**Records from a collection**
++++

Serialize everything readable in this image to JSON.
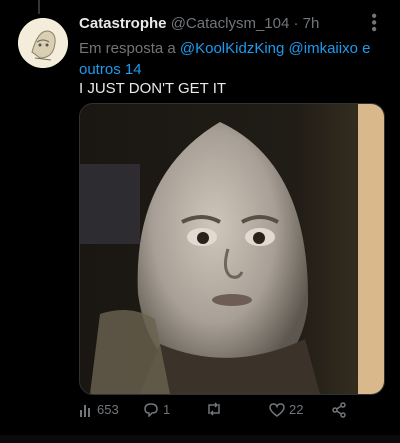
{
  "tweet": {
    "display_name": "Catastrophe",
    "handle": "@Cataclysm_104",
    "separator": "·",
    "time": "7h",
    "reply_prefix": "Em resposta a",
    "reply_mention_1": "@KoolKidzKing",
    "reply_mention_2": "@imkaiixo",
    "reply_suffix": "e outros 14",
    "text": "I JUST DON'T GET IT"
  },
  "actions": {
    "views": "653",
    "replies": "1",
    "retweets": "",
    "likes": "22"
  },
  "icons": {
    "more": "more-icon",
    "views": "analytics-icon",
    "reply": "reply-icon",
    "retweet": "retweet-icon",
    "like": "heart-icon",
    "share": "share-icon"
  },
  "colors": {
    "background": "#000000",
    "text": "#e7e9ea",
    "muted": "#71767b",
    "link": "#1d9bf0"
  }
}
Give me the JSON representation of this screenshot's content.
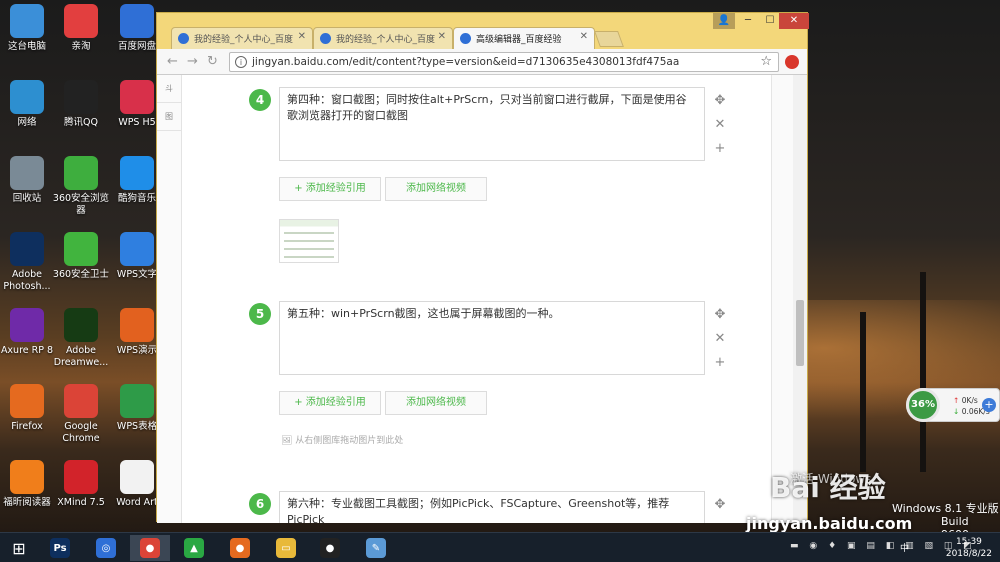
{
  "desktop": {
    "icons": [
      {
        "label": "这台电脑",
        "icon": "computer-icon",
        "color": "#3b8fd8"
      },
      {
        "label": "亲淘",
        "icon": "qintao-icon",
        "color": "#e23f3f"
      },
      {
        "label": "百度网盘",
        "icon": "baidu-netdisk-icon",
        "color": "#2f6fd6"
      },
      {
        "label": "网络",
        "icon": "network-icon",
        "color": "#2d8fd0"
      },
      {
        "label": "腾讯QQ",
        "icon": "qq-icon",
        "color": "#222222"
      },
      {
        "label": "WPS H5",
        "icon": "wps-h5-icon",
        "color": "#d8304a"
      },
      {
        "label": "回收站",
        "icon": "recycle-bin-icon",
        "color": "#7a8a96"
      },
      {
        "label": "360安全浏览器",
        "icon": "360-browser-icon",
        "color": "#3eae3e"
      },
      {
        "label": "酷狗音乐",
        "icon": "kugou-icon",
        "color": "#1f8ee8"
      },
      {
        "label": "Adobe Photosh...",
        "icon": "photoshop-icon",
        "color": "#0e2f5e"
      },
      {
        "label": "360安全卫士",
        "icon": "360-guard-icon",
        "color": "#41b43e"
      },
      {
        "label": "WPS文字",
        "icon": "wps-writer-icon",
        "color": "#2f7fe0"
      },
      {
        "label": "Axure RP 8",
        "icon": "axure-icon",
        "color": "#6f2aa8"
      },
      {
        "label": "Adobe Dreamwe...",
        "icon": "dreamweaver-icon",
        "color": "#163b14"
      },
      {
        "label": "WPS演示",
        "icon": "wps-presentation-icon",
        "color": "#e2611f"
      },
      {
        "label": "Firefox",
        "icon": "firefox-icon",
        "color": "#e56a1f"
      },
      {
        "label": "Google Chrome",
        "icon": "chrome-icon",
        "color": "#db4437"
      },
      {
        "label": "WPS表格",
        "icon": "wps-spreadsheet-icon",
        "color": "#2e9b48"
      },
      {
        "label": "福昕阅读器",
        "icon": "foxit-reader-icon",
        "color": "#f07e1b"
      },
      {
        "label": "XMind 7.5",
        "icon": "xmind-icon",
        "color": "#d2232a"
      },
      {
        "label": "Word Art",
        "icon": "word-art-icon",
        "color": "#f2f2f2"
      }
    ]
  },
  "browser": {
    "tabs": [
      {
        "label": "我的经验_个人中心_百度",
        "active": false
      },
      {
        "label": "我的经验_个人中心_百度",
        "active": false
      },
      {
        "label": "高级编辑器_百度经验",
        "active": true
      }
    ],
    "url": "jingyan.baidu.com/edit/content?type=version&eid=d7130635e4308013fdf475aa",
    "sidebar_tabs": [
      "斗",
      "图"
    ],
    "steps": [
      {
        "num": "4",
        "text": "第四种：窗口截图；同时按住alt+PrScrn，只对当前窗口进行截屏，下面是使用谷歌浏览器打开的窗口截图"
      },
      {
        "num": "5",
        "text": "第五种：win+PrScrn截图，这也属于屏幕截图的一种。"
      },
      {
        "num": "6",
        "text": "第六种：专业截图工具截图；例如PicPick、FSCapture、Greenshot等，推荐PicPick"
      }
    ],
    "add_ref_label": "+ 添加经验引用",
    "add_video_label": "添加网络视频",
    "drop_hint": "从右侧图库拖动图片到此处"
  },
  "network_widget": {
    "percent": "36%",
    "upload": "0K/s",
    "download": "0.06K/s"
  },
  "watermark": {
    "brand": "Bai 经验",
    "url": "jingyan.baidu.com",
    "windows": "Windows 8.1 专业版",
    "build": "Build 9600",
    "activate": "激活 Windows"
  },
  "taskbar": {
    "apps": [
      {
        "name": "photoshop-icon",
        "label": "Ps",
        "color": "#0e2f5e"
      },
      {
        "name": "baidu-netdisk-icon",
        "label": "◎",
        "color": "#2f6fd6"
      },
      {
        "name": "chrome-icon",
        "label": "●",
        "color": "#db4437"
      },
      {
        "name": "green-app-icon",
        "label": "▲",
        "color": "#2aa843"
      },
      {
        "name": "firefox-icon",
        "label": "●",
        "color": "#e56a1f"
      },
      {
        "name": "file-explorer-icon",
        "label": "▭",
        "color": "#e8b93a"
      },
      {
        "name": "qq-icon",
        "label": "●",
        "color": "#222"
      },
      {
        "name": "paint-icon",
        "label": "✎",
        "color": "#5b9ad6"
      }
    ],
    "ime": "中",
    "time": "15:39",
    "date": "2018/8/22"
  }
}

++++

**Your goal**
Count the lines in which the string "baidu" appears, then report only that figure.

**Correct answer**
4